--- BEGIN Input records ---

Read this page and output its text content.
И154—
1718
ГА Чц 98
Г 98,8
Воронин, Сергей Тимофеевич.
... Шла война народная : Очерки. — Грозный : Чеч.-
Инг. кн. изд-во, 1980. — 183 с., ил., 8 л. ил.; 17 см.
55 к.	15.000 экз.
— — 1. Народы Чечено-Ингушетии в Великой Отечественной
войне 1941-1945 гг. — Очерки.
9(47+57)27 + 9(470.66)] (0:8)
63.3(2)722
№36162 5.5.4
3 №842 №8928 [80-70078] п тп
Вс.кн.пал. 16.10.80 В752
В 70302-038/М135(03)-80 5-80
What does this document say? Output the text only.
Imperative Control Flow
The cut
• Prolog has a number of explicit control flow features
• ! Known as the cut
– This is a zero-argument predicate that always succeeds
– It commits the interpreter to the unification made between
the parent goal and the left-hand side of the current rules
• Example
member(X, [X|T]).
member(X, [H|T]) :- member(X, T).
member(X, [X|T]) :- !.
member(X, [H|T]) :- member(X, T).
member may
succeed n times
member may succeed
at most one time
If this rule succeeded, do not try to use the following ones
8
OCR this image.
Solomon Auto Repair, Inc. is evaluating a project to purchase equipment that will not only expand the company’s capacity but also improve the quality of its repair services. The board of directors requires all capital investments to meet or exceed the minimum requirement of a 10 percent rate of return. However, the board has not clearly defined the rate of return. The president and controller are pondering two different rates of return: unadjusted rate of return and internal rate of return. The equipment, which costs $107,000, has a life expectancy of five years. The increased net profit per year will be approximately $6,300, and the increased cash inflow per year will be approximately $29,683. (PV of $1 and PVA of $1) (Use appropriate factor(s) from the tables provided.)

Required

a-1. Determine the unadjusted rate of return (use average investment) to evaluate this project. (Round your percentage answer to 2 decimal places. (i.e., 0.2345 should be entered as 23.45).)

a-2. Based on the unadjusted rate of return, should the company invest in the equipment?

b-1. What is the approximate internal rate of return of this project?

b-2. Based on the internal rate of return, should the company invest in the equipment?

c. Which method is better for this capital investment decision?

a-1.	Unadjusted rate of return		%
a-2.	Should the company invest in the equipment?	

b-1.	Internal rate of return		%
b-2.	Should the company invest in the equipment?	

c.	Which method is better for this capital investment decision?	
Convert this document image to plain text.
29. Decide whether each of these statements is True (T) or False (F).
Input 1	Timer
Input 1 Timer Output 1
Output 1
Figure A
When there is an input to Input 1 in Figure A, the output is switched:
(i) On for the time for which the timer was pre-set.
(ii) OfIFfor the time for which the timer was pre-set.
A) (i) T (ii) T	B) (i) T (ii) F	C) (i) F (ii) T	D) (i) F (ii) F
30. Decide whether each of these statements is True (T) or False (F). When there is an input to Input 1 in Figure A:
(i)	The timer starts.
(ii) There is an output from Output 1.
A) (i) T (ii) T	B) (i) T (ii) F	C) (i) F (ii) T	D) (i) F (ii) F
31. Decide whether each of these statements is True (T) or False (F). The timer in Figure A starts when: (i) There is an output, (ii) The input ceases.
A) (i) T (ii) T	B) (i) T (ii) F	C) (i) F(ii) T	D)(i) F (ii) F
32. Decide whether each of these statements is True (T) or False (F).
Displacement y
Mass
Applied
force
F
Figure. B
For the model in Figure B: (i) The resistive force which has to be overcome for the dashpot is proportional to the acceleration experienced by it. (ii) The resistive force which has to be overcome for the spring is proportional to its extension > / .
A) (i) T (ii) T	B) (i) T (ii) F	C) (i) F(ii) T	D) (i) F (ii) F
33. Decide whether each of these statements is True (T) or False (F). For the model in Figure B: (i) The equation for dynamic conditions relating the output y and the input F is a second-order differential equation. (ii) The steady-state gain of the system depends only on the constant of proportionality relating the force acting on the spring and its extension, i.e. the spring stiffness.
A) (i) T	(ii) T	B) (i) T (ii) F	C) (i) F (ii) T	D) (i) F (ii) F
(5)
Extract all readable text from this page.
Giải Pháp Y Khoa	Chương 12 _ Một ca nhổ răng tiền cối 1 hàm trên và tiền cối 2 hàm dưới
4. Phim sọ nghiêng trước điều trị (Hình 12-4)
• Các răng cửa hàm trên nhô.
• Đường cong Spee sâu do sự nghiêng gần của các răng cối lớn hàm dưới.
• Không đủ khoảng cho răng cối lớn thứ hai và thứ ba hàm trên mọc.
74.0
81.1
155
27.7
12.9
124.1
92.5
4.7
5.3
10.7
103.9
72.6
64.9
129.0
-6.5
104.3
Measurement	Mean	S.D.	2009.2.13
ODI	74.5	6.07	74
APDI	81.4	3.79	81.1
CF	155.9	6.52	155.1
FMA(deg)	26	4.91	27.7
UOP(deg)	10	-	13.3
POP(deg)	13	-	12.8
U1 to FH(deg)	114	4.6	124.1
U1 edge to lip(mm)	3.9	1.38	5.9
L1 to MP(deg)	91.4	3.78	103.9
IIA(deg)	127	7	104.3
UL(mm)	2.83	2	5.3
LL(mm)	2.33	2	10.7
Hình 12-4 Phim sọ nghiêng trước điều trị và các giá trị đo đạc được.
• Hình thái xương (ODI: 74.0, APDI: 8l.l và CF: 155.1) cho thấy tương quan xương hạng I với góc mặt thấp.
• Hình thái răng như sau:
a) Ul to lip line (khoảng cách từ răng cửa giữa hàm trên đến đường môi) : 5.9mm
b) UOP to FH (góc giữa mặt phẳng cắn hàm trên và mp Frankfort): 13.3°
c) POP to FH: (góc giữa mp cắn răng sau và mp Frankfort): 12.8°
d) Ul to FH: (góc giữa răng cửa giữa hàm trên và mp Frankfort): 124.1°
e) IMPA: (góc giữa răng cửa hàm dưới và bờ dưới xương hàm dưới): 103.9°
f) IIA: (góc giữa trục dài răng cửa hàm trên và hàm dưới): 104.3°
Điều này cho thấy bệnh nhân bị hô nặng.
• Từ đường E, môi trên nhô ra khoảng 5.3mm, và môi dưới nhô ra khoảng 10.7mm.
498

--- END Input records ---

- Stated goal -
List all lines above in which the string "nghiêng" appears.

- Output for this exercise -
4. Phim sọ nghiêng trước điều trị (Hình 12-4)
• Đường cong Spee sâu do sự nghiêng gần của các răng cối lớn hàm dưới.
Hình 12-4 Phim sọ nghiêng trước điều trị và các giá trị đo đạc được.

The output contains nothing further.